═════ GIVEN DATA

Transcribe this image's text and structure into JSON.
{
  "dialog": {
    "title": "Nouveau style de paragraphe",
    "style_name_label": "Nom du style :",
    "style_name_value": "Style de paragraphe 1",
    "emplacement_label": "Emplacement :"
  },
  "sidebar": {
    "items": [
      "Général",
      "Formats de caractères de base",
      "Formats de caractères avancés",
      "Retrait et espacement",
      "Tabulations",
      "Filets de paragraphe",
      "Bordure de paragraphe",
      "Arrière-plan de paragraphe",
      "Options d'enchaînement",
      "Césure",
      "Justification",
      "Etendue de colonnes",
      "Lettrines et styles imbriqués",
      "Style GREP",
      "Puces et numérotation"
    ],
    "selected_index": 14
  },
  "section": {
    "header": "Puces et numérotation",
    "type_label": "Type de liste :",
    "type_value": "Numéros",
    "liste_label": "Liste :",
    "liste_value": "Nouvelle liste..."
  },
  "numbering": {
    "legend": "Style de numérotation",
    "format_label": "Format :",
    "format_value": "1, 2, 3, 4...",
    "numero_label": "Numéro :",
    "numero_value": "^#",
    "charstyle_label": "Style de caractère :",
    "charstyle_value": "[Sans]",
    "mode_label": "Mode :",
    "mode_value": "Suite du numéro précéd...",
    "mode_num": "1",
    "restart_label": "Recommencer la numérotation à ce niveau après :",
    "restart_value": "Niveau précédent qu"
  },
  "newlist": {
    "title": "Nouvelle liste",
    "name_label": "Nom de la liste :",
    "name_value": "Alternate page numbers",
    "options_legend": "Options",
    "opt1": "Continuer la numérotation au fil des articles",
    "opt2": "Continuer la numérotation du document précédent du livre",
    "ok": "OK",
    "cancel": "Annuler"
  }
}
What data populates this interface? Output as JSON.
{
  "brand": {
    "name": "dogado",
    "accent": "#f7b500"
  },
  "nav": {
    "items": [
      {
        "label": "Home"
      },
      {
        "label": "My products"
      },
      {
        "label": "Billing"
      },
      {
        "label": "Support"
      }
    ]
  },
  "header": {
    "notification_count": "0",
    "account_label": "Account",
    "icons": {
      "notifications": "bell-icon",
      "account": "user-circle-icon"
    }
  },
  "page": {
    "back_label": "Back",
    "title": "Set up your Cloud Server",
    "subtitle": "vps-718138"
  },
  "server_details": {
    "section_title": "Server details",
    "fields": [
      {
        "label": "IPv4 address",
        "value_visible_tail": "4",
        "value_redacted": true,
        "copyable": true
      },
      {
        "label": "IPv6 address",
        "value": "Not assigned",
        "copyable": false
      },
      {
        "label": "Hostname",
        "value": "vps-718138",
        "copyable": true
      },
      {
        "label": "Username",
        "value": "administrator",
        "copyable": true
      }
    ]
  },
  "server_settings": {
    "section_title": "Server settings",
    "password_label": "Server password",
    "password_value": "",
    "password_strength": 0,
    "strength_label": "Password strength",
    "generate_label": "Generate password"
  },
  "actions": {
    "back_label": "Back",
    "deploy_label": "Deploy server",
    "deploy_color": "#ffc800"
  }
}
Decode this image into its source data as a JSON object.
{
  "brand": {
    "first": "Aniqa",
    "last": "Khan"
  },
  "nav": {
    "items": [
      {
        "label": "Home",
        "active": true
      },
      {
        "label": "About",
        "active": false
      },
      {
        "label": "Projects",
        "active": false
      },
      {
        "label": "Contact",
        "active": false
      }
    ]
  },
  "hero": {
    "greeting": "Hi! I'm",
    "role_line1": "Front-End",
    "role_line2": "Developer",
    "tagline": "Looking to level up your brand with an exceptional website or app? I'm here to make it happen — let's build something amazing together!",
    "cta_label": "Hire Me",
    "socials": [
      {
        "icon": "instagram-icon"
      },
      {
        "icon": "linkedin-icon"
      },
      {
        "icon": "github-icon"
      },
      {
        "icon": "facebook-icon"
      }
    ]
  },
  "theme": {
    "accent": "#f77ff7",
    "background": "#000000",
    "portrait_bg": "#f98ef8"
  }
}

══════════

PROBLEM REQUIREMENTS: Hand back the material above in full, exactly as written.

EXERCISE RESULT:
Transcribe this image's text and structure into JSON.
{
  "dialog": {
    "title": "Nouveau style de paragraphe",
    "style_name_label": "Nom du style :",
    "style_name_value": "Style de paragraphe 1",
    "emplacement_label": "Emplacement :"
  },
  "sidebar": {
    "items": [
      "Général",
      "Formats de caractères de base",
      "Formats de caractères avancés",
      "Retrait et espacement",
      "Tabulations",
      "Filets de paragraphe",
      "Bordure de paragraphe",
      "Arrière-plan de paragraphe",
      "Options d'enchaînement",
      "Césure",
      "Justification",
      "Etendue de colonnes",
      "Lettrines et styles imbriqués",
      "Style GREP",
      "Puces et numérotation"
    ],
    "selected_index": 14
  },
  "section": {
    "header": "Puces et numérotation",
    "type_label": "Type de liste :",
    "type_value": "Numéros",
    "liste_label": "Liste :",
    "liste_value": "Nouvelle liste..."
  },
  "numbering": {
    "legend": "Style de numérotation",
    "format_label": "Format :",
    "format_value": "1, 2, 3, 4...",
    "numero_label": "Numéro :",
    "numero_value": "^#",
    "charstyle_label": "Style de caractère :",
    "charstyle_value": "[Sans]",
    "mode_label": "Mode :",
    "mode_value": "Suite du numéro précéd...",
    "mode_num": "1",
    "restart_label": "Recommencer la numérotation à ce niveau après :",
    "restart_value": "Niveau précédent qu"
  },
  "newlist": {
    "title": "Nouvelle liste",
    "name_label": "Nom de la liste :",
    "name_value": "Alternate page numbers",
    "options_legend": "Options",
    "opt1": "Continuer la numérotation au fil des articles",
    "opt2": "Continuer la numérotation du document précédent du livre",
    "ok": "OK",
    "cancel": "Annuler"
  }
}
What data populates this interface? Output as JSON.
{
  "brand": {
    "name": "dogado",
    "accent": "#f7b500"
  },
  "nav": {
    "items": [
      {
        "label": "Home"
      },
      {
        "label": "My products"
      },
      {
        "label": "Billing"
      },
      {
        "label": "Support"
      }
    ]
  },
  "header": {
    "notification_count": "0",
    "account_label": "Account",
    "icons": {
      "notifications": "bell-icon",
      "account": "user-circle-icon"
    }
  },
  "page": {
    "back_label": "Back",
    "title": "Set up your Cloud Server",
    "subtitle": "vps-718138"
  },
  "server_details": {
    "section_title": "Server details",
    "fields": [
      {
        "label": "IPv4 address",
        "value_visible_tail": "4",
        "value_redacted": true,
        "copyable": true
      },
      {
        "label": "IPv6 address",
        "value": "Not assigned",
        "copyable": false
      },
      {
        "label": "Hostname",
        "value": "vps-718138",
        "copyable": true
      },
      {
        "label": "Username",
        "value": "administrator",
        "copyable": true
      }
    ]
  },
  "server_settings": {
    "section_title": "Server settings",
    "password_label": "Server password",
    "password_value": "",
    "password_strength": 0,
    "strength_label": "Password strength",
    "generate_label": "Generate password"
  },
  "actions": {
    "back_label": "Back",
    "deploy_label": "Deploy server",
    "deploy_color": "#ffc800"
  }
}
Decode this image into its source data as a JSON object.
{
  "brand": {
    "first": "Aniqa",
    "last": "Khan"
  },
  "nav": {
    "items": [
      {
        "label": "Home",
        "active": true
      },
      {
        "label": "About",
        "active": false
      },
      {
        "label": "Projects",
        "active": false
      },
      {
        "label": "Contact",
        "active": false
      }
    ]
  },
  "hero": {
    "greeting": "Hi! I'm",
    "role_line1": "Front-End",
    "role_line2": "Developer",
    "tagline": "Looking to level up your brand with an exceptional website or app? I'm here to make it happen — let's build something amazing together!",
    "cta_label": "Hire Me",
    "socials": [
      {
        "icon": "instagram-icon"
      },
      {
        "icon": "linkedin-icon"
      },
      {
        "icon": "github-icon"
      },
      {
        "icon": "facebook-icon"
      }
    ]
  },
  "theme": {
    "accent": "#f77ff7",
    "background": "#000000",
    "portrait_bg": "#f98ef8"
  }
}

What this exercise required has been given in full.